[Stored items from a collection]
● ● ●

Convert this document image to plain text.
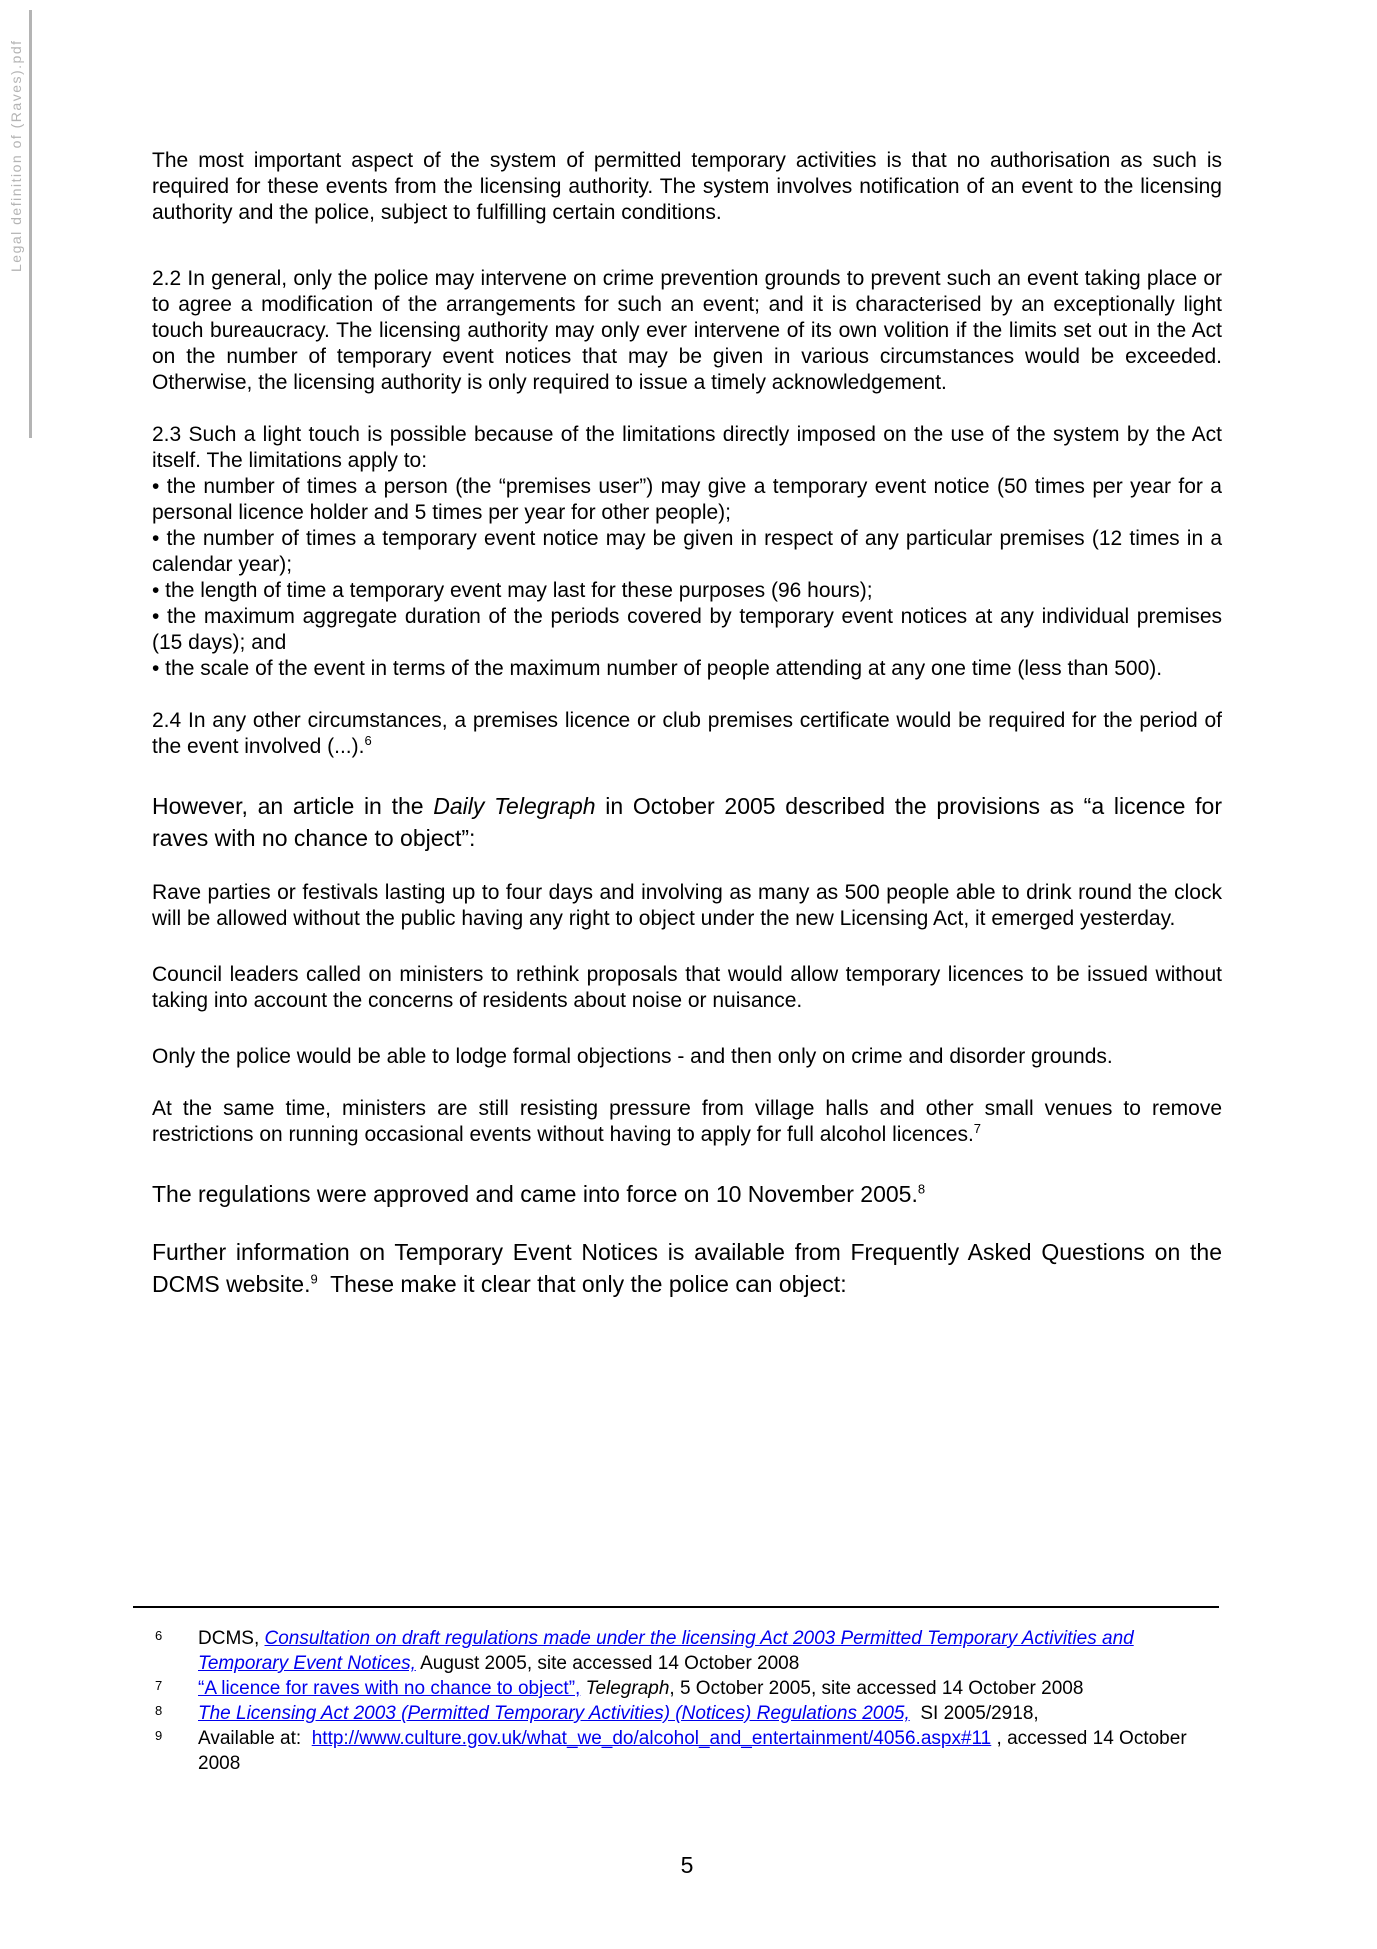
Legal definition of (Raves).pdf	The most important aspect of the system of permitted temporary activities is that no authorisation as such is required for these events from the licensing authority. The system involves notification of an event to the licensing authority and the police, subject to fulfilling certain conditions.

2.2 In general, only the police may intervene on crime prevention grounds to prevent such an event taking place or to agree a modification of the arrangements for such an event; and it is characterised by an exceptionally light touch bureaucracy. The licensing authority may only ever intervene of its own volition if the limits set out in the Act on the number of temporary event notices that may be given in various circumstances would be exceeded. Otherwise, the licensing authority is only required to issue a timely acknowledgement.

2.3 Such a light touch is possible because of the limitations directly imposed on the use of the system by the Act itself. The limitations apply to:

• the number of times a person (the “premises user”) may give a temporary event notice (50 times per year for a personal licence holder and 5 times per year for other people);

• the number of times a temporary event notice may be given in respect of any particular premises (12 times in a calendar year);

• the length of time a temporary event may last for these purposes (96 hours);

• the maximum aggregate duration of the periods covered by temporary event notices at any individual premises (15 days); and

• the scale of the event in terms of the maximum number of people attending at any one time (less than 500).

2.4 In any other circumstances, a premises licence or club premises certificate would be required for the period of the event involved (...).$^6$

However, an article in the Daily Telegraph in October 2005 described the provisions as “a licence for raves with no chance to object”:

Rave parties or festivals lasting up to four days and involving as many as 500 people able to drink round the clock will be allowed without the public having any right to object under the new Licensing Act, it emerged yesterday.

Council leaders called on ministers to rethink proposals that would allow temporary licences to be issued without taking into account the concerns of residents about noise or nuisance.

Only the police would be able to lodge formal objections - and then only on crime and disorder grounds.

At the same time, ministers are still resisting pressure from village halls and other small venues to remove restrictions on running occasional events without having to apply for full alcohol licences.$^7$

The regulations were approved and came into force on 10 November 2005.$^8$

Further information on Temporary Event Notices is available from Frequently Asked Questions on the DCMS website.$^9$  These make it clear that only the police can object:

6 DCMS, Consultation on draft regulations made under the licensing Act 2003 Permitted Temporary Activities and Temporary Event Notices, August 2005, site accessed 14 October 2008

7 “A licence for raves with no chance to object”, Telegraph, 5 October 2005, site accessed 14 October 2008

8 The Licensing Act 2003 (Permitted Temporary Activities) (Notices) Regulations 2005,  SI 2005/2918,

9 Available at:  http://www.culture.gov.uk/what_we_do/alcohol_and_entertainment/4056.aspx#11 , accessed 14 October 2008

5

● ● ●

Your objective – Find how many lines hold the string "crime", and state that number alone.

Answer in full – 2